#### [STORED ROWS]
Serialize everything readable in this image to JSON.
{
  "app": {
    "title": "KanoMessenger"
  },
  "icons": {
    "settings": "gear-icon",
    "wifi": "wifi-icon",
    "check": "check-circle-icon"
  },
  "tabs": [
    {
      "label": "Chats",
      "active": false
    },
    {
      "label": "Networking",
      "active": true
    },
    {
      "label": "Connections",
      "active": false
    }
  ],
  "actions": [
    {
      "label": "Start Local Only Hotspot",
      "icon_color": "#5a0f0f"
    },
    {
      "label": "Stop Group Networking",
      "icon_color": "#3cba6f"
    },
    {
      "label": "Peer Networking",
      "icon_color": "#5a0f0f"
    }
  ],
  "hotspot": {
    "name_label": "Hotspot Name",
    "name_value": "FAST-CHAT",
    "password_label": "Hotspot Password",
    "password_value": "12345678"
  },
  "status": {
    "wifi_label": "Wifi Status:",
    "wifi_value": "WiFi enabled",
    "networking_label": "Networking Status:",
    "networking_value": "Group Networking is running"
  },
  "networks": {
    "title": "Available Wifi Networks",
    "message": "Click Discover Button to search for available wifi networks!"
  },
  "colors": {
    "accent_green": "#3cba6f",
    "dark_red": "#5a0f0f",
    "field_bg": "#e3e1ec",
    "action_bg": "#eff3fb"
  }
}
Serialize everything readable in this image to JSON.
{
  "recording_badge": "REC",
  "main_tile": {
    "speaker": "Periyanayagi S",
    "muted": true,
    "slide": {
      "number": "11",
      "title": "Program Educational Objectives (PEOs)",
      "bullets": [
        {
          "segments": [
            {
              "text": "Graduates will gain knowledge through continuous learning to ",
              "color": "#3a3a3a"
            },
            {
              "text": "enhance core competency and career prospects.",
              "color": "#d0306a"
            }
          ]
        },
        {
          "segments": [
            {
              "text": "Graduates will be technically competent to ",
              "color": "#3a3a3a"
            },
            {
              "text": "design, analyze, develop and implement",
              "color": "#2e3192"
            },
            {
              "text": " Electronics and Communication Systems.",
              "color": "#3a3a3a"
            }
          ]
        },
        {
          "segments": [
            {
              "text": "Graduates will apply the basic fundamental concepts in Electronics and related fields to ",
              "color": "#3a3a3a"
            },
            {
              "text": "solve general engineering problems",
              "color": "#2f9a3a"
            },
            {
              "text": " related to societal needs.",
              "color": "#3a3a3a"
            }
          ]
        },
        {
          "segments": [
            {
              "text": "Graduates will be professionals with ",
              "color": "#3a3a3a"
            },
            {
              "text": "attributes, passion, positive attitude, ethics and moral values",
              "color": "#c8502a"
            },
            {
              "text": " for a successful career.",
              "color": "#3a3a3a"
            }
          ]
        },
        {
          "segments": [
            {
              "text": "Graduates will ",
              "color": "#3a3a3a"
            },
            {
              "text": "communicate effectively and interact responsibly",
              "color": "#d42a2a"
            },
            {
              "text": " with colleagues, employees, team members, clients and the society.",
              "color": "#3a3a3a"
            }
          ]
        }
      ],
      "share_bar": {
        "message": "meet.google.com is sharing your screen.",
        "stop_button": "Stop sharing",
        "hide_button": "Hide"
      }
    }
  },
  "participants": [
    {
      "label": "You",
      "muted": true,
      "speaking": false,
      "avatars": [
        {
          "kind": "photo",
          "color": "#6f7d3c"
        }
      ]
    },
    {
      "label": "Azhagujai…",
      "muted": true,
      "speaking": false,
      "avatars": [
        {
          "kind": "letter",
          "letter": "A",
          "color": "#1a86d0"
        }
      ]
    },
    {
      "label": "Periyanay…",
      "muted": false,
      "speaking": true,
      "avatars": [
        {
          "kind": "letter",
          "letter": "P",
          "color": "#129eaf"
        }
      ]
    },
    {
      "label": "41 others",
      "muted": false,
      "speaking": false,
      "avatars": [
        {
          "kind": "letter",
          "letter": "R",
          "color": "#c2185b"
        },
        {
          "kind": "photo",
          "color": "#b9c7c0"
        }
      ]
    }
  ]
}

#### [EXERCISE]
Scan the listing above. Collect all lines with the word "true".

#### [COMPLETED TASK]
      "active": true
    "muted": true,
      "muted": true,
      "muted": true,
      "speaking": true,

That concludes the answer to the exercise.